* DATA FOR THE TASK:
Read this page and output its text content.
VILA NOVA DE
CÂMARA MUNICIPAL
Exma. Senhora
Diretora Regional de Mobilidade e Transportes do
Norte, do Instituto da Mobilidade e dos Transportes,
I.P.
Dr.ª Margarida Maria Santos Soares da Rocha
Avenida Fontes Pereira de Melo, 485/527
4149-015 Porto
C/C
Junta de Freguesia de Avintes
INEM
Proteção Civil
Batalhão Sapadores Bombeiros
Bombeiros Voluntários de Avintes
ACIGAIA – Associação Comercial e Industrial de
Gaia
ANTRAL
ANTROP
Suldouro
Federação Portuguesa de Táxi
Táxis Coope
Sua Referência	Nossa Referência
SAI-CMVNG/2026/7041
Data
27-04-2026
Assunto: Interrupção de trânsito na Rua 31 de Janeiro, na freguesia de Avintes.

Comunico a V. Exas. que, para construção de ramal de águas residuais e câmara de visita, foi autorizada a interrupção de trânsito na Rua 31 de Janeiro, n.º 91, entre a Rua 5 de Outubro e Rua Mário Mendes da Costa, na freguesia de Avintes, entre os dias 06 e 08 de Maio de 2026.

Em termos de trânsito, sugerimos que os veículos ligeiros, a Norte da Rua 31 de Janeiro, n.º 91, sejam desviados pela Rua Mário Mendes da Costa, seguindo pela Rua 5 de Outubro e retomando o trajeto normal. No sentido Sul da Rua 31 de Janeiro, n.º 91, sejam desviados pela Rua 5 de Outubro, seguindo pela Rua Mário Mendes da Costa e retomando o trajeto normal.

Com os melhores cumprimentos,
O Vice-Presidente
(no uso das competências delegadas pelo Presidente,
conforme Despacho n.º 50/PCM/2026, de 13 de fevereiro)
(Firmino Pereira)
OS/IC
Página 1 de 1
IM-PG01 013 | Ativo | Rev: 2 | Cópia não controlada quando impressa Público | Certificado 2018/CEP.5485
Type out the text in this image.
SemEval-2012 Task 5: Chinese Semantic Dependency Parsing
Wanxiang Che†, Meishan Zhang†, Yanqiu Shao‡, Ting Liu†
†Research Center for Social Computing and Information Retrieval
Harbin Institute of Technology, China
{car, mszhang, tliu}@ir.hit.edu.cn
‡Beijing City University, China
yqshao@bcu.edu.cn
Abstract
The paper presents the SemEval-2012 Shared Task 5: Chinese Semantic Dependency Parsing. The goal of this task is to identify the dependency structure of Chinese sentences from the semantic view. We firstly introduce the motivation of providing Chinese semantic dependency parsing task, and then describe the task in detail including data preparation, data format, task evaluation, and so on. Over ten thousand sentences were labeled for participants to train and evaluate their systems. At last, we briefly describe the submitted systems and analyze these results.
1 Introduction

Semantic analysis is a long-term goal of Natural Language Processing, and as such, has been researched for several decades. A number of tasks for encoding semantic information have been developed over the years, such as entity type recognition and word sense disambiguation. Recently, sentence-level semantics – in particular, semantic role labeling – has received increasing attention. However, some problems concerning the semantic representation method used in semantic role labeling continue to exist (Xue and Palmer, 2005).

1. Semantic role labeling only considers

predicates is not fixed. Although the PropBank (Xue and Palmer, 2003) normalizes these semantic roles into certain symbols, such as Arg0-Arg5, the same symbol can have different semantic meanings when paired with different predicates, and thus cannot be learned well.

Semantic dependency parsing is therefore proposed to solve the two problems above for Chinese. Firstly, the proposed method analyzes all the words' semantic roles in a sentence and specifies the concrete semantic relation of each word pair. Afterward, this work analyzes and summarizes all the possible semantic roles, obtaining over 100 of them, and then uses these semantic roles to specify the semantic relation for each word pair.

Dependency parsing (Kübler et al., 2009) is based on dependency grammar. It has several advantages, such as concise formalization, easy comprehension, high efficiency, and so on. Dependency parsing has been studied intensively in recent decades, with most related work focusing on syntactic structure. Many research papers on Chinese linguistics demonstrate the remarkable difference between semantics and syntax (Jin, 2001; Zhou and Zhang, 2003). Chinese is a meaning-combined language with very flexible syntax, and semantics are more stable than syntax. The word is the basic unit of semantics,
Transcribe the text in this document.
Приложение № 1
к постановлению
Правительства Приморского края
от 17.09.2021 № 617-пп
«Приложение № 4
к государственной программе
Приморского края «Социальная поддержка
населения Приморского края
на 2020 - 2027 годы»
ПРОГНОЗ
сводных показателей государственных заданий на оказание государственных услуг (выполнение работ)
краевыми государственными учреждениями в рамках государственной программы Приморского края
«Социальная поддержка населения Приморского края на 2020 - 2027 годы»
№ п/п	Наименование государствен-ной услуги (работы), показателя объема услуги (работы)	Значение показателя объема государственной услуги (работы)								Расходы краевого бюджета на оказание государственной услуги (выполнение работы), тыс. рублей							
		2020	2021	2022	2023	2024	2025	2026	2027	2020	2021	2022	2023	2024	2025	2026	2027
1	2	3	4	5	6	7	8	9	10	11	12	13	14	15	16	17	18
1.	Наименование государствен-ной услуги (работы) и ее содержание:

* REQUIRED WORK: Using the listing above, list every line in which the string "roles" occurs.

* SOLUTION FOR THIS PROBLEM:
predicates is not fixed. Although the PropBank (Xue and Palmer, 2003) normalizes these semantic roles into certain symbols, such as Arg0-Arg5, the same symbol can have different semantic meanings when paired with different predicates, and thus cannot be learned well.
Semantic dependency parsing is therefore proposed to solve the two problems above for Chinese. Firstly, the proposed method analyzes all the words' semantic roles in a sentence and specifies the concrete semantic relation of each word pair. Afterward, this work analyzes and summarizes all the possible semantic roles, obtaining over 100 of them, and then uses these semantic roles to specify the semantic relation for each word pair.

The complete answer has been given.